The records that follow are to be repeated exactly, with the pictures removed.

++++++++

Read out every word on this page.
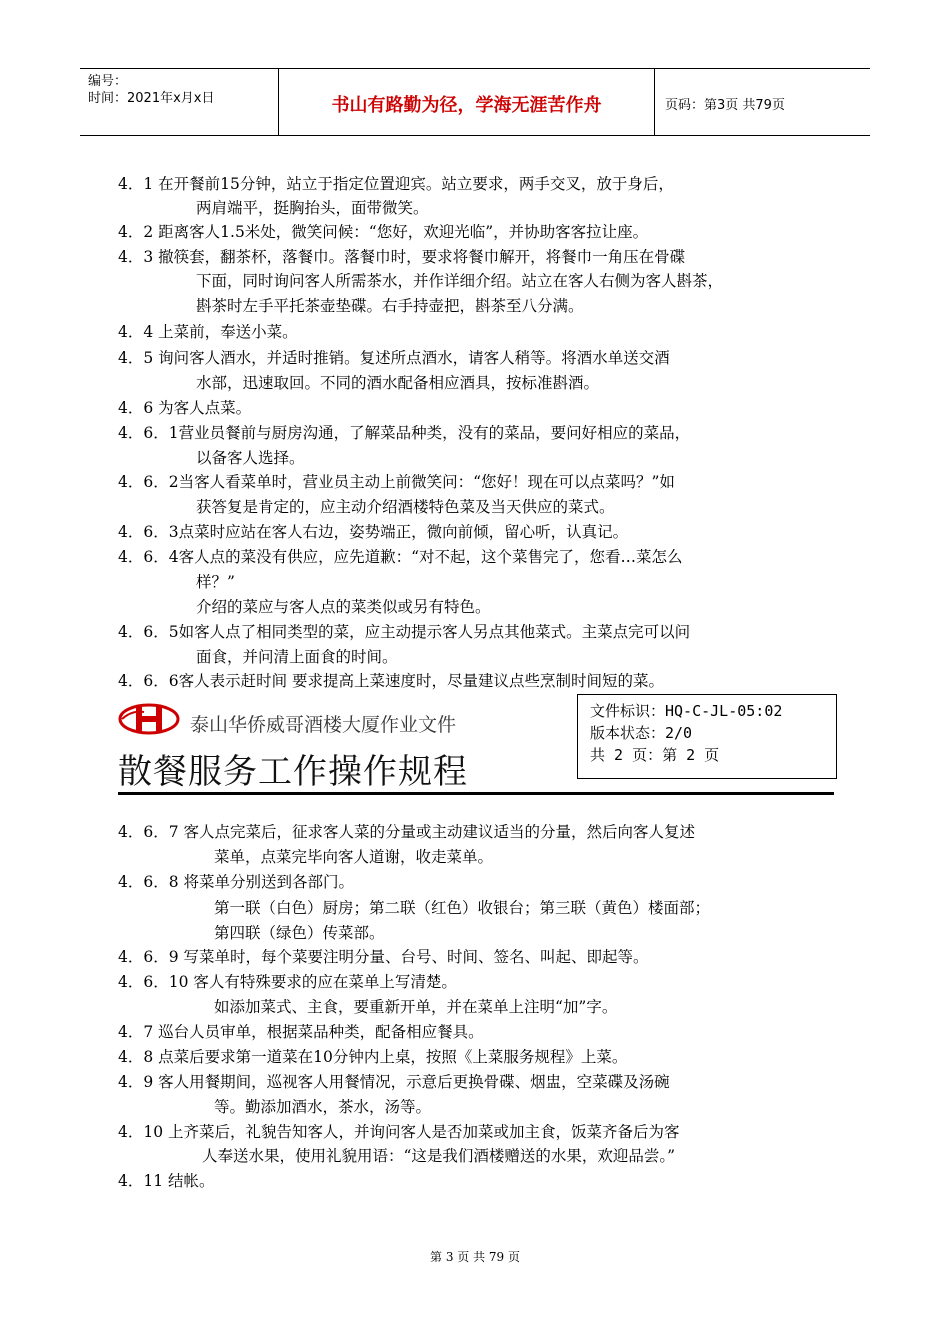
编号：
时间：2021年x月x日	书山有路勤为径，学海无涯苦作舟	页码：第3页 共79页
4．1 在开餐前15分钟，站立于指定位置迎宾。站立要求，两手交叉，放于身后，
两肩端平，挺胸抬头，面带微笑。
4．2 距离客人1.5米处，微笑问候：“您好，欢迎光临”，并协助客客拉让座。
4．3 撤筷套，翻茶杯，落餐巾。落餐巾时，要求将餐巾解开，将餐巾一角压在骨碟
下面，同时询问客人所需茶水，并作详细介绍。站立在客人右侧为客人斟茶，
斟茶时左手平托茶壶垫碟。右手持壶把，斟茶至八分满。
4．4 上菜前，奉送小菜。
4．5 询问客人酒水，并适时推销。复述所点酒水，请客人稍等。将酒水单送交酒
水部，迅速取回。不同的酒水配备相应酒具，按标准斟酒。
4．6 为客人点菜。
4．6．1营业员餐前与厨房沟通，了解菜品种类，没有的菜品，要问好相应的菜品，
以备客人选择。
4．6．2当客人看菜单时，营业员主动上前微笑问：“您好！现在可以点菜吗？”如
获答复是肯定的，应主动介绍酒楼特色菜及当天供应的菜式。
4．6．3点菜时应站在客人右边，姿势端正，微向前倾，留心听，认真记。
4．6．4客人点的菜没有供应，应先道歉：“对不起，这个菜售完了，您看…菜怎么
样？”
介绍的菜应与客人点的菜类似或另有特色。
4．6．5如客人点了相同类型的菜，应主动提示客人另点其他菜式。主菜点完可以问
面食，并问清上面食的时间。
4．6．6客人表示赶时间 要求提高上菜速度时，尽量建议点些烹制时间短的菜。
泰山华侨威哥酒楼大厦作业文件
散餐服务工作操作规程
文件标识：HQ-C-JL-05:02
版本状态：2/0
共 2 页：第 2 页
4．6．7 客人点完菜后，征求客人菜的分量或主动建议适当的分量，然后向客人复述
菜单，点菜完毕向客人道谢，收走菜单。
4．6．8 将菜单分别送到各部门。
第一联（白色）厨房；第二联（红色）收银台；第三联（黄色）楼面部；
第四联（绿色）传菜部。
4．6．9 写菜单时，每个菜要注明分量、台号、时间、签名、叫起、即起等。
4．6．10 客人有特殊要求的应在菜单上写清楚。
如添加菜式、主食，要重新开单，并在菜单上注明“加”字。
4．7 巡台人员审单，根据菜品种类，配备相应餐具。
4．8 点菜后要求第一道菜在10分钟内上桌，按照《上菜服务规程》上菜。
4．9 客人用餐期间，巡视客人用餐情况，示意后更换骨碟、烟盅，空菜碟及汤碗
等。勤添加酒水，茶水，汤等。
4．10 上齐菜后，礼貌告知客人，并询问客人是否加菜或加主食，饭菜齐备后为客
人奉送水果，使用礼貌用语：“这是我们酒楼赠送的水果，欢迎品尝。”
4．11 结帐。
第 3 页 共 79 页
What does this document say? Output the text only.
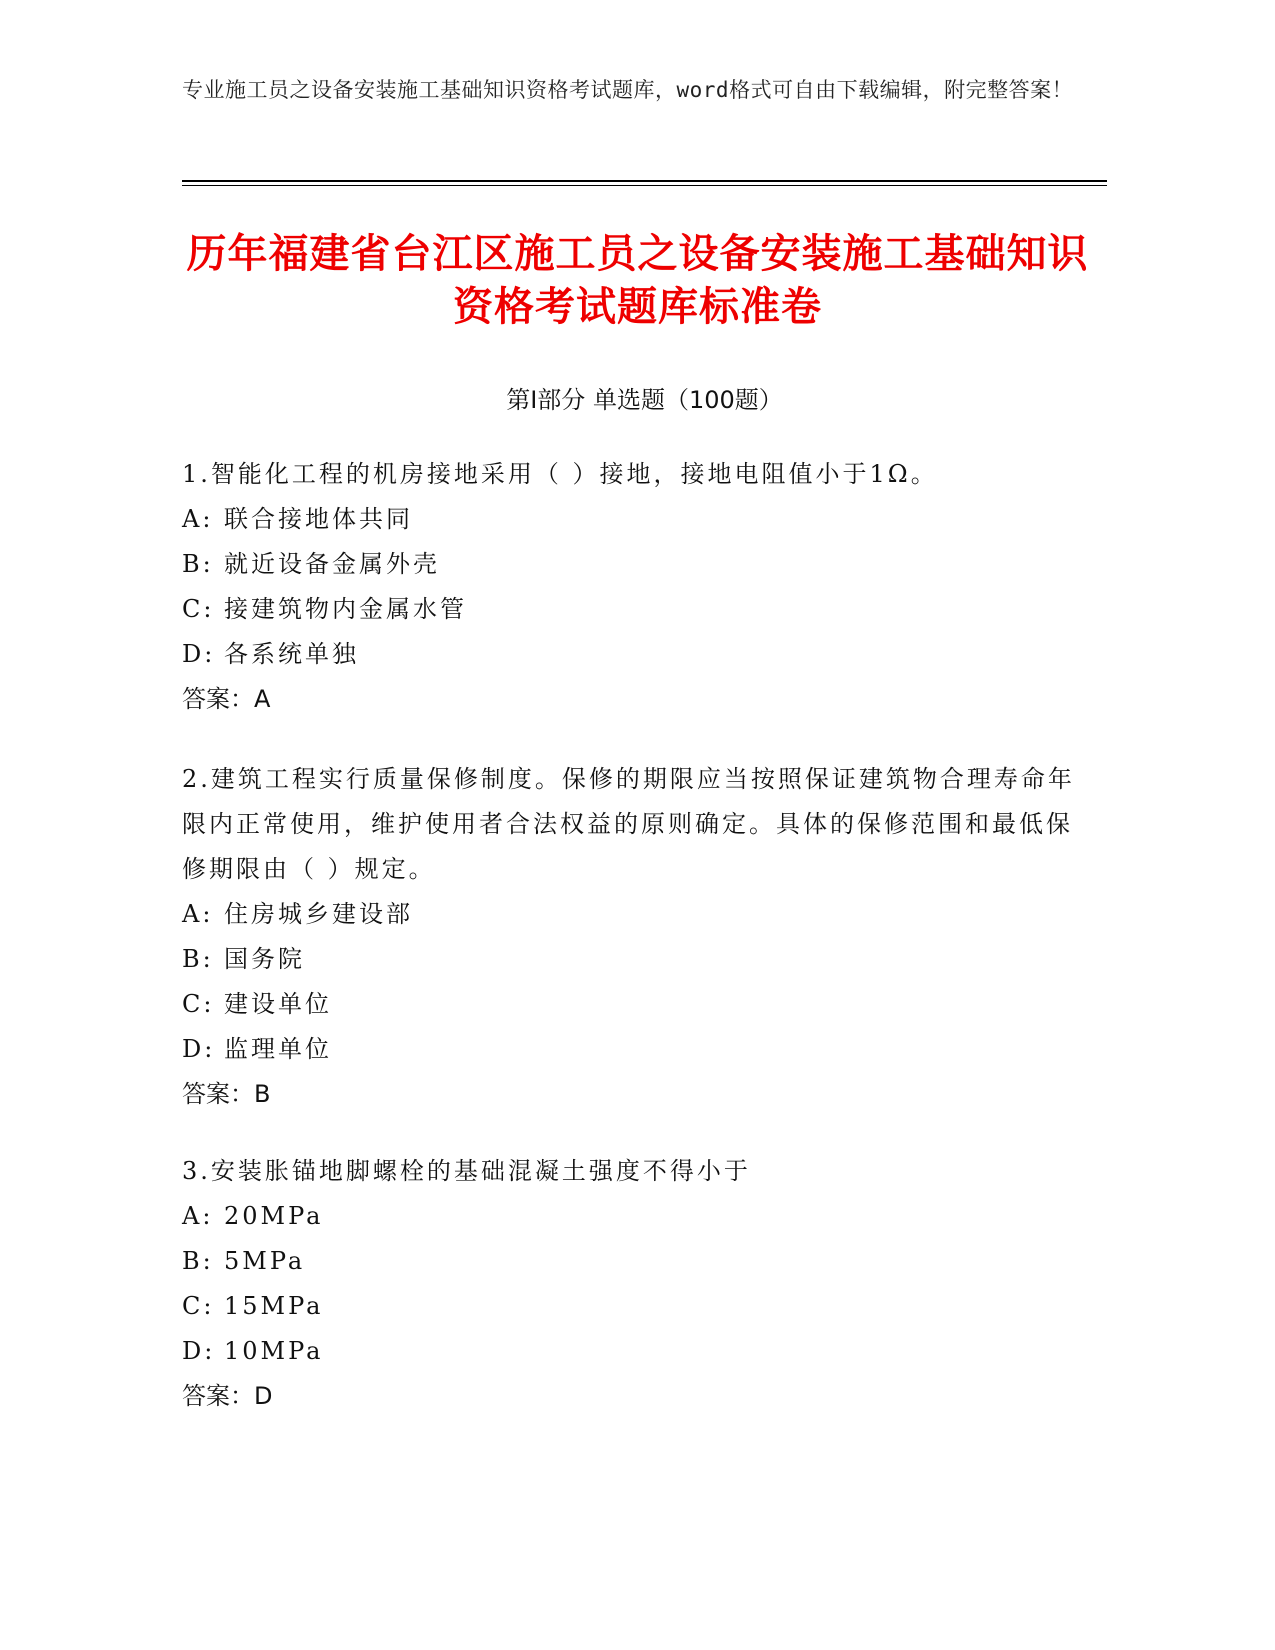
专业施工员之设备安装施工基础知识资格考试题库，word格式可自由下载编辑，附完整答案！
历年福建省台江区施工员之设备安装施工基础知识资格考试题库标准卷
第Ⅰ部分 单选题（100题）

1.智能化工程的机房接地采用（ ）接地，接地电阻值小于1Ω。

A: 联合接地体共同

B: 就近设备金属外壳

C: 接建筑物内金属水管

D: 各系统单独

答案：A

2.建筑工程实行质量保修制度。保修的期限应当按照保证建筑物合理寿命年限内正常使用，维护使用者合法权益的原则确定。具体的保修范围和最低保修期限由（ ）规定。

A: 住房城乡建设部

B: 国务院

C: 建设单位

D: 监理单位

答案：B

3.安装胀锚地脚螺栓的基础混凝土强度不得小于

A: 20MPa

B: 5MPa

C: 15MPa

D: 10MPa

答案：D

++++++++

Full answer ::
Read out every word on this page.
编号：
时间：2021年x月x日	书山有路勤为径，学海无涯苦作舟	页码：第3页 共79页
4．1 在开餐前15分钟，站立于指定位置迎宾。站立要求，两手交叉，放于身后，
两肩端平，挺胸抬头，面带微笑。
4．2 距离客人1.5米处，微笑问候：“您好，欢迎光临”，并协助客客拉让座。
4．3 撤筷套，翻茶杯，落餐巾。落餐巾时，要求将餐巾解开，将餐巾一角压在骨碟
下面，同时询问客人所需茶水，并作详细介绍。站立在客人右侧为客人斟茶，
斟茶时左手平托茶壶垫碟。右手持壶把，斟茶至八分满。
4．4 上菜前，奉送小菜。
4．5 询问客人酒水，并适时推销。复述所点酒水，请客人稍等。将酒水单送交酒
水部，迅速取回。不同的酒水配备相应酒具，按标准斟酒。
4．6 为客人点菜。
4．6．1营业员餐前与厨房沟通，了解菜品种类，没有的菜品，要问好相应的菜品，
以备客人选择。
4．6．2当客人看菜单时，营业员主动上前微笑问：“您好！现在可以点菜吗？”如
获答复是肯定的，应主动介绍酒楼特色菜及当天供应的菜式。
4．6．3点菜时应站在客人右边，姿势端正，微向前倾，留心听，认真记。
4．6．4客人点的菜没有供应，应先道歉：“对不起，这个菜售完了，您看…菜怎么
样？”
介绍的菜应与客人点的菜类似或另有特色。
4．6．5如客人点了相同类型的菜，应主动提示客人另点其他菜式。主菜点完可以问
面食，并问清上面食的时间。
4．6．6客人表示赶时间 要求提高上菜速度时，尽量建议点些烹制时间短的菜。
泰山华侨威哥酒楼大厦作业文件
散餐服务工作操作规程
文件标识：HQ-C-JL-05:02
版本状态：2/0
共 2 页：第 2 页
4．6．7 客人点完菜后，征求客人菜的分量或主动建议适当的分量，然后向客人复述
菜单，点菜完毕向客人道谢，收走菜单。
4．6．8 将菜单分别送到各部门。
第一联（白色）厨房；第二联（红色）收银台；第三联（黄色）楼面部；
第四联（绿色）传菜部。
4．6．9 写菜单时，每个菜要注明分量、台号、时间、签名、叫起、即起等。
4．6．10 客人有特殊要求的应在菜单上写清楚。
如添加菜式、主食，要重新开单，并在菜单上注明“加”字。
4．7 巡台人员审单，根据菜品种类，配备相应餐具。
4．8 点菜后要求第一道菜在10分钟内上桌，按照《上菜服务规程》上菜。
4．9 客人用餐期间，巡视客人用餐情况，示意后更换骨碟、烟盅，空菜碟及汤碗
等。勤添加酒水，茶水，汤等。
4．10 上齐菜后，礼貌告知客人，并询问客人是否加菜或加主食，饭菜齐备后为客
人奉送水果，使用礼貌用语：“这是我们酒楼赠送的水果，欢迎品尝。”
4．11 结帐。
第 3 页 共 79 页
What does this document say? Output the text only.
专业施工员之设备安装施工基础知识资格考试题库，word格式可自由下载编辑，附完整答案！
历年福建省台江区施工员之设备安装施工基础知识资格考试题库标准卷
第Ⅰ部分 单选题（100题）

1.智能化工程的机房接地采用（ ）接地，接地电阻值小于1Ω。

A: 联合接地体共同

B: 就近设备金属外壳

C: 接建筑物内金属水管

D: 各系统单独

答案：A

2.建筑工程实行质量保修制度。保修的期限应当按照保证建筑物合理寿命年限内正常使用，维护使用者合法权益的原则确定。具体的保修范围和最低保修期限由（ ）规定。

A: 住房城乡建设部

B: 国务院

C: 建设单位

D: 监理单位

答案：B

3.安装胀锚地脚螺栓的基础混凝土强度不得小于

A: 20MPa

B: 5MPa

C: 15MPa

D: 10MPa

答案：D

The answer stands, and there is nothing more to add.